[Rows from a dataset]
——

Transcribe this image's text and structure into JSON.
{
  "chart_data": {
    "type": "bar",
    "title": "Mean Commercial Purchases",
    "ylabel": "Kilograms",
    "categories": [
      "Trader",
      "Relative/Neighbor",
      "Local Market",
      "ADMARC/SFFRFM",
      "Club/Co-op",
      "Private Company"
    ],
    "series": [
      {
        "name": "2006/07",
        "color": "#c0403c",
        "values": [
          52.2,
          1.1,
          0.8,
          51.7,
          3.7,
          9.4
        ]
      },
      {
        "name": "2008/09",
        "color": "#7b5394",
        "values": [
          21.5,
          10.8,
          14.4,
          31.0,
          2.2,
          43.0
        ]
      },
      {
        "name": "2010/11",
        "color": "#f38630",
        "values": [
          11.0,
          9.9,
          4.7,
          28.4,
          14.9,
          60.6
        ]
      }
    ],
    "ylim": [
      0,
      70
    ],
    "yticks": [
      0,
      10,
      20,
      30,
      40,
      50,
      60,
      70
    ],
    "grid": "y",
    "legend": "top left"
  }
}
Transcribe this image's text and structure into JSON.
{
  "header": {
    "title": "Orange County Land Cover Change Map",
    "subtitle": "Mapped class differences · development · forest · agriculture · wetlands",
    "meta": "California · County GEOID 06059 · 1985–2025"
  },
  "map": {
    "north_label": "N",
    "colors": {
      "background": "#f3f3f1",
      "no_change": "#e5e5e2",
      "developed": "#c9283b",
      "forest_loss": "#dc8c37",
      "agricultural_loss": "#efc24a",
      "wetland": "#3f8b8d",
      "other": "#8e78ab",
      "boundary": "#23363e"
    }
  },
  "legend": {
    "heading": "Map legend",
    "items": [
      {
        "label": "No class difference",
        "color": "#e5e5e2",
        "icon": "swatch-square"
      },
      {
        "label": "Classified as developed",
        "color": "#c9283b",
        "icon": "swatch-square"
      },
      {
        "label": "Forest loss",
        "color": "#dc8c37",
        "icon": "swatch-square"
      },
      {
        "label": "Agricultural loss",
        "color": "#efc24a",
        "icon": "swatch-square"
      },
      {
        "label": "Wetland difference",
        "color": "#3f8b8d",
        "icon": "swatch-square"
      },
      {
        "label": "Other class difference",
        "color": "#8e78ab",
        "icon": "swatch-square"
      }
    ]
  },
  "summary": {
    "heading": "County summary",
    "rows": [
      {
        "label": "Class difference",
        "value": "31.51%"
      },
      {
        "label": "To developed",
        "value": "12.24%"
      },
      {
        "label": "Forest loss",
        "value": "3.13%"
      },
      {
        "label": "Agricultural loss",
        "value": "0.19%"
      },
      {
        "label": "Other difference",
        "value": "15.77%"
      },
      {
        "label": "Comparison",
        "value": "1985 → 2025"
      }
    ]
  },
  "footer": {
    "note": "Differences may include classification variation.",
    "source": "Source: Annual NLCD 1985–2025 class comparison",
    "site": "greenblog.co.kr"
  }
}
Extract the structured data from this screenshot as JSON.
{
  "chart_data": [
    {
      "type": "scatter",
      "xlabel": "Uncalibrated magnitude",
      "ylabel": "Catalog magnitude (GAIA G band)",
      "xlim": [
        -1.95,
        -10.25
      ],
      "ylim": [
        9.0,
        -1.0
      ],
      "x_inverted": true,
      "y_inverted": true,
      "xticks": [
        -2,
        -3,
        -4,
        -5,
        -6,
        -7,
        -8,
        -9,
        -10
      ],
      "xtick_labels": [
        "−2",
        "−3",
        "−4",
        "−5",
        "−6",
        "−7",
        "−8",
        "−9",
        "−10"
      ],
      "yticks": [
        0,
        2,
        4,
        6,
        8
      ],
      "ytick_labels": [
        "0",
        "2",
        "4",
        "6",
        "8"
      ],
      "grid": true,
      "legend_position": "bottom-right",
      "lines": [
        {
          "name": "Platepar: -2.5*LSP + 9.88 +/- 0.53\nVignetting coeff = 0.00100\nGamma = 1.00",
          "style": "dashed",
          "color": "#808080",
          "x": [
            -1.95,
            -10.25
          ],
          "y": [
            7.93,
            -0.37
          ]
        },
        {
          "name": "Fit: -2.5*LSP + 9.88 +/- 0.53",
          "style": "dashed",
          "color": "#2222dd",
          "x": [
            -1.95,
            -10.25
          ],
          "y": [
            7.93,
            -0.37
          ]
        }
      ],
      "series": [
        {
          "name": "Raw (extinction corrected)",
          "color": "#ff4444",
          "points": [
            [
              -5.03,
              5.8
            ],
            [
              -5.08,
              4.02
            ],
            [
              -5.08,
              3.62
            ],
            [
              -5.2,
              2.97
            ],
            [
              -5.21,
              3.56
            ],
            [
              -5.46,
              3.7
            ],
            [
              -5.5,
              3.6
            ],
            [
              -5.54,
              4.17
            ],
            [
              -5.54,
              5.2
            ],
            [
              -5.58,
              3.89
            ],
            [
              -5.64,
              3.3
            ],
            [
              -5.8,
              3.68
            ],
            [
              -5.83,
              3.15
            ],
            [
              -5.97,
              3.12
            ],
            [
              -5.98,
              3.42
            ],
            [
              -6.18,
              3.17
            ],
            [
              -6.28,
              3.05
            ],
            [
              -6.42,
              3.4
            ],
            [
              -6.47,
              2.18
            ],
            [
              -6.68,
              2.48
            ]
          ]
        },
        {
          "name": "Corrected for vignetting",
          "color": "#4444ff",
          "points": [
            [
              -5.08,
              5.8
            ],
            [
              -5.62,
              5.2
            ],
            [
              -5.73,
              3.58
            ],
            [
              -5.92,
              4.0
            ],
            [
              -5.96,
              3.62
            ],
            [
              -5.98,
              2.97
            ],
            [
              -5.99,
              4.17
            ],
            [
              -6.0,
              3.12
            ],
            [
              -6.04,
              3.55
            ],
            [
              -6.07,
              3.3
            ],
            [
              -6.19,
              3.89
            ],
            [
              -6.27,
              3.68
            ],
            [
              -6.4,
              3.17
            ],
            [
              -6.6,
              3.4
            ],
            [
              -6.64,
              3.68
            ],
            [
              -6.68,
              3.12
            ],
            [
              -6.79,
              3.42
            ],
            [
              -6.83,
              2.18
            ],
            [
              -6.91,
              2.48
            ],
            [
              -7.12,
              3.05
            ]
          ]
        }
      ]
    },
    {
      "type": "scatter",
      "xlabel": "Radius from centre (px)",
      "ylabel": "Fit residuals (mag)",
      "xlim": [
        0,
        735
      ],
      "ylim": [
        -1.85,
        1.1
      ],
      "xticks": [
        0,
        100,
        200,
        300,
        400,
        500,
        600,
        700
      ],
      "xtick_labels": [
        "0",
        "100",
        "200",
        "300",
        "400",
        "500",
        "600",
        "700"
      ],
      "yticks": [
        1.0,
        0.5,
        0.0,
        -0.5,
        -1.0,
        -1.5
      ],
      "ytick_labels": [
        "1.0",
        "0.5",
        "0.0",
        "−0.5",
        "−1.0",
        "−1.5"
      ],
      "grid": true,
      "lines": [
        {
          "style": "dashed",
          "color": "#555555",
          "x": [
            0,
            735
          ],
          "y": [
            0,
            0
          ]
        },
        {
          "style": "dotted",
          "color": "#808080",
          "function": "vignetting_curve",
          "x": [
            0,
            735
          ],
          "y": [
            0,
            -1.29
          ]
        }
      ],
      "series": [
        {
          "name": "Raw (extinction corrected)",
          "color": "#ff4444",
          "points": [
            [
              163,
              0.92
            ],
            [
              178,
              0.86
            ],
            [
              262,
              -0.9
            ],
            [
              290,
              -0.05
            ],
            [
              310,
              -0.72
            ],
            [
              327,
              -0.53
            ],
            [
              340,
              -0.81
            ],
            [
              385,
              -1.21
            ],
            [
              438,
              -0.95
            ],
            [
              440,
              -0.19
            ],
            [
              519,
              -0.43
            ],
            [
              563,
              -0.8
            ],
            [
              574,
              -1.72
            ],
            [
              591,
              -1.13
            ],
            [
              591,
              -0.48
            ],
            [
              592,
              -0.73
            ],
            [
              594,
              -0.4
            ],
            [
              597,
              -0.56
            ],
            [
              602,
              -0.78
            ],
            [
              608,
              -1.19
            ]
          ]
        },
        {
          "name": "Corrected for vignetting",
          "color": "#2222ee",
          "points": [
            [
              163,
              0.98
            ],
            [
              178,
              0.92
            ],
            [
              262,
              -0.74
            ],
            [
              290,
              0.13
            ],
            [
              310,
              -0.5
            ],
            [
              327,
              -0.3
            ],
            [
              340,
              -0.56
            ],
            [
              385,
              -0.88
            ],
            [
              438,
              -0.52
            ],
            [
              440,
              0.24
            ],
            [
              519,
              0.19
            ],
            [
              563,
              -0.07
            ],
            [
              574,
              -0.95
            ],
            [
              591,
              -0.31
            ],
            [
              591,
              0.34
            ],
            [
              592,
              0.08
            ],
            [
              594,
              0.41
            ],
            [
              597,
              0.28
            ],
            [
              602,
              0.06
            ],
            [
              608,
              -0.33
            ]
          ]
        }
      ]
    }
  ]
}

——

• [EXERCISE DESCRIPTION]
List every line above that holds the word "true".

• [REPLY TO THE TASK]
      "x_inverted": true,
      "y_inverted": true,
      "grid": true,
      "grid": true,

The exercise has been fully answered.